======== Task material

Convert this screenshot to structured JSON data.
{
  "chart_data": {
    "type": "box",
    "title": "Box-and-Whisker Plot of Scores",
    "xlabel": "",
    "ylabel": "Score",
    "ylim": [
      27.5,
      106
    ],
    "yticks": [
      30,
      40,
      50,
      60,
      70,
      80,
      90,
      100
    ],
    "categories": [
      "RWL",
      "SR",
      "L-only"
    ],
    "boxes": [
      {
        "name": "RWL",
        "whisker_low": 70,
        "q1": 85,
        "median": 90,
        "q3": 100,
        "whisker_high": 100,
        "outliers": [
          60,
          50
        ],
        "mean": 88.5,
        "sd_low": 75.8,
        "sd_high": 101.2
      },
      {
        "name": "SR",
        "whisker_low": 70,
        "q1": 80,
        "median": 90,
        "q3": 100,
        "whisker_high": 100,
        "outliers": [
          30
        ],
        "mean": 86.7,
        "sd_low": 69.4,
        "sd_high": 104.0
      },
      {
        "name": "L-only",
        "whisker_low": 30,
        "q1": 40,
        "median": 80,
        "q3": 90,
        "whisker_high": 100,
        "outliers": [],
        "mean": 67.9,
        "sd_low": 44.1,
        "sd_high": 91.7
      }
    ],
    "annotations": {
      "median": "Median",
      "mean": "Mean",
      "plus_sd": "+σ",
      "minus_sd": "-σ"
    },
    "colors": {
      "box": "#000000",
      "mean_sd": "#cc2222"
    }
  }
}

================

Copy out every line of the data above, exactly as given.

Convert this screenshot to structured JSON data.
{
  "chart_data": {
    "type": "box",
    "title": "Box-and-Whisker Plot of Scores",
    "xlabel": "",
    "ylabel": "Score",
    "ylim": [
      27.5,
      106
    ],
    "yticks": [
      30,
      40,
      50,
      60,
      70,
      80,
      90,
      100
    ],
    "categories": [
      "RWL",
      "SR",
      "L-only"
    ],
    "boxes": [
      {
        "name": "RWL",
        "whisker_low": 70,
        "q1": 85,
        "median": 90,
        "q3": 100,
        "whisker_high": 100,
        "outliers": [
          60,
          50
        ],
        "mean": 88.5,
        "sd_low": 75.8,
        "sd_high": 101.2
      },
      {
        "name": "SR",
        "whisker_low": 70,
        "q1": 80,
        "median": 90,
        "q3": 100,
        "whisker_high": 100,
        "outliers": [
          30
        ],
        "mean": 86.7,
        "sd_low": 69.4,
        "sd_high": 104.0
      },
      {
        "name": "L-only",
        "whisker_low": 30,
        "q1": 40,
        "median": 80,
        "q3": 90,
        "whisker_high": 100,
        "outliers": [],
        "mean": 67.9,
        "sd_low": 44.1,
        "sd_high": 91.7
      }
    ],
    "annotations": {
      "median": "Median",
      "mean": "Mean",
      "plus_sd": "+σ",
      "minus_sd": "-σ"
    },
    "colors": {
      "box": "#000000",
      "mean_sd": "#cc2222"
    }
  }
}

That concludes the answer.